- _TEXT SEGMENT_
Can you share a bit about the visual design of this stack?
“The idea of the ribbons — the orange, blue, and green pipes that run through multiple stages of the buyer’s journey — was to represent the three main tools we use across the lifecycle of prospects and customers: (1) ion’s own interactive content platform, which is frequently embedded in our website, (2) our marketing automation platform, and (3) our CRM. We have two other classes of tools: ‘helper tools’ that interface with those major pipes at specific stages and then overarching marketing operations software, such as tools for agile marketing and our marketing dashboards.”
What about the interplay between marketing and sales shown in this stack?
“The lines in this slide between marketing and sales are dotted because, through the eyes of a prospect or customer, those roles are often blurred. At any point, a marketing conversation can turn into a personal selling conversation — yet marketing still continues even when you cross that line. The alignment between marketing and sales needs to be complete throughout the entire buyer’s journey.”

- _YOUR TASKS_
**1.** Rewrite the marketing stack passage from "Can you share" to "in this stack?", putting "bands" in place of "ribbons".
**2.** Write the next part of the marketing stack passage, picking up after its final sentence.

- _DATA EXTRACT_
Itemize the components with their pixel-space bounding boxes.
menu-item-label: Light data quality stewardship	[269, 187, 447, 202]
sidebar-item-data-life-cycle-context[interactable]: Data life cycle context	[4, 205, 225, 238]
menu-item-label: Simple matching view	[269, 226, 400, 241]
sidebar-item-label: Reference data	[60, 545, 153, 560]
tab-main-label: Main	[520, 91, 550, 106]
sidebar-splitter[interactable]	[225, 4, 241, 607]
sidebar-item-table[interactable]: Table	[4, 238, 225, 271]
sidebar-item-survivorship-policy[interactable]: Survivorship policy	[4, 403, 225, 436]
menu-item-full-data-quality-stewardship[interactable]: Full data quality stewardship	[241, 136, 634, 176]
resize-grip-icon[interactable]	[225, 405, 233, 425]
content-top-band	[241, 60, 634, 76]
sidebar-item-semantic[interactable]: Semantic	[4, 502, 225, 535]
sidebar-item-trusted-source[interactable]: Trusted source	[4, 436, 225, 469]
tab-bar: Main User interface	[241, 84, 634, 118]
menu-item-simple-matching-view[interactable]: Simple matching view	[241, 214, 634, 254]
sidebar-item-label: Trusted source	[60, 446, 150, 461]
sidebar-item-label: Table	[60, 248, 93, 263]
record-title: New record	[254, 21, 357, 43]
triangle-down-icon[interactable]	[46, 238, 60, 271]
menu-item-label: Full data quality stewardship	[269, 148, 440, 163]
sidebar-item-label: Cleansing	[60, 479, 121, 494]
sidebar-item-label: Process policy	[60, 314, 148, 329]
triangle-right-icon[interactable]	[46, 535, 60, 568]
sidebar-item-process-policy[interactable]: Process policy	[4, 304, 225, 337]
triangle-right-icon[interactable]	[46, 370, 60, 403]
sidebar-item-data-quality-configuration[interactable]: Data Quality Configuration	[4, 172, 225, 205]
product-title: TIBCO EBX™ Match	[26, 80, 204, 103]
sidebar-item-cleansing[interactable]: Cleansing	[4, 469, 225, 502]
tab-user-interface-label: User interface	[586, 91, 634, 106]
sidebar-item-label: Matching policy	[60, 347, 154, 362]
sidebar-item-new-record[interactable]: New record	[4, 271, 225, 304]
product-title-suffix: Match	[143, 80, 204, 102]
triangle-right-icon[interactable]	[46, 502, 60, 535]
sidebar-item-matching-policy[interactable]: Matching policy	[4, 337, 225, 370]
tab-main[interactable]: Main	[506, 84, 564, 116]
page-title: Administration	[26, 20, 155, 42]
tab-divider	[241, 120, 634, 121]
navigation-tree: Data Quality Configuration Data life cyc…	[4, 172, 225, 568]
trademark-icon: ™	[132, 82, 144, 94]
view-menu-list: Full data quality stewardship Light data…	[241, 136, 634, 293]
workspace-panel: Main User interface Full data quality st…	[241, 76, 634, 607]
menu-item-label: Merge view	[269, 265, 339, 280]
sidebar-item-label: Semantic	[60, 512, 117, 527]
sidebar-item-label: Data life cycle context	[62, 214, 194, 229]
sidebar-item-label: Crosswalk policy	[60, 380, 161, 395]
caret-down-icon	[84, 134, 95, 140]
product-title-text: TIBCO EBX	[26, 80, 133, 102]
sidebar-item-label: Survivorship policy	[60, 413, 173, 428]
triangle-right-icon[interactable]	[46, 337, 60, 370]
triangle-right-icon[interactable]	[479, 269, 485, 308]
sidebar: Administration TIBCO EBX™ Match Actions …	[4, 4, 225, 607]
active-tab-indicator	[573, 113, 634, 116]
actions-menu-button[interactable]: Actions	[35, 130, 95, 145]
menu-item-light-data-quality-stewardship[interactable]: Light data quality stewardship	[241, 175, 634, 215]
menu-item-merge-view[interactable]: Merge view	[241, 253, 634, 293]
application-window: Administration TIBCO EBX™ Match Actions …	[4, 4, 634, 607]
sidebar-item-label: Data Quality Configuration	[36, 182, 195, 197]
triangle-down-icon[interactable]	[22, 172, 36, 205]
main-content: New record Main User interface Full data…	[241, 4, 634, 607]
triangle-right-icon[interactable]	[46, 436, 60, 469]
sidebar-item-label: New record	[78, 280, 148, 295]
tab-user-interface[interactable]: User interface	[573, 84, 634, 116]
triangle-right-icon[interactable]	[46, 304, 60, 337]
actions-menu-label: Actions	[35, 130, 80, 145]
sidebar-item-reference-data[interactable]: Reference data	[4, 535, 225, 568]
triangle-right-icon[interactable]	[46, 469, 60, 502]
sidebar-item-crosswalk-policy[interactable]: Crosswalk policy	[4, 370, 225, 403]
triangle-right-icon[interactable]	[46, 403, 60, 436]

- _RESPONSES BY TASK_
**1.**
Can you share a bit about the visual design of this stack?
“The idea of the bands — the orange, blue, and green pipes that run through multiple stages of the buyer’s journey — was to represent the three main tools we use across the lifecycle of prospects and customers: (1) ion’s own interactive content platform, which is frequently embedded in our website, (2) our marketing automation platform, and (3) our CRM. We have two other classes of tools: ‘helper tools’ that interface with those major pipes at specific stages and then overarching marketing operations software, such as tools for agile marketing and our marketing dashboards.”
What about the interplay between marketing and sales shown in this stack?

**2.**
Any guiding principles you’d share about how ion adopts marketing technology?
“We get pitched on many tools every month. For us to consider adopting something, the vendor needs to demonstrate that they will add real value to us and our customers in the buyer’s journey. That bar is pretty high. We’re opportunistic in our willingness to consider new tools, but we evaluate them through a fairly skeptical lens. It’s also a requirement that all of the components in our stack be able to talk with one another with relevant data — and that we can rely on that data flow as being rock solid. It’s not a fragile ecosystem, but we don’t want to introduce anything that would make it fragile.”
Of course, you don’t have to mirror your Stackie after ion’s — that’s just one idea. Feel free to riff on that concept if you like, but I’d encourage you to explore other ways of visualizing your stack. After all, what matters most is that your Stackie respresnts your vision of your marketing technology infrastructure.
Marketing technology vendors — you should definitely enter
However, one other takeaway from ion’s Stackie — there’s one group out there who really should submit entries to the Stackies: marketers at marketing technology vendors. As with ion’s example above, it’s a great way to illustrate how your own product fits into a company’s marketing technology ecosystem.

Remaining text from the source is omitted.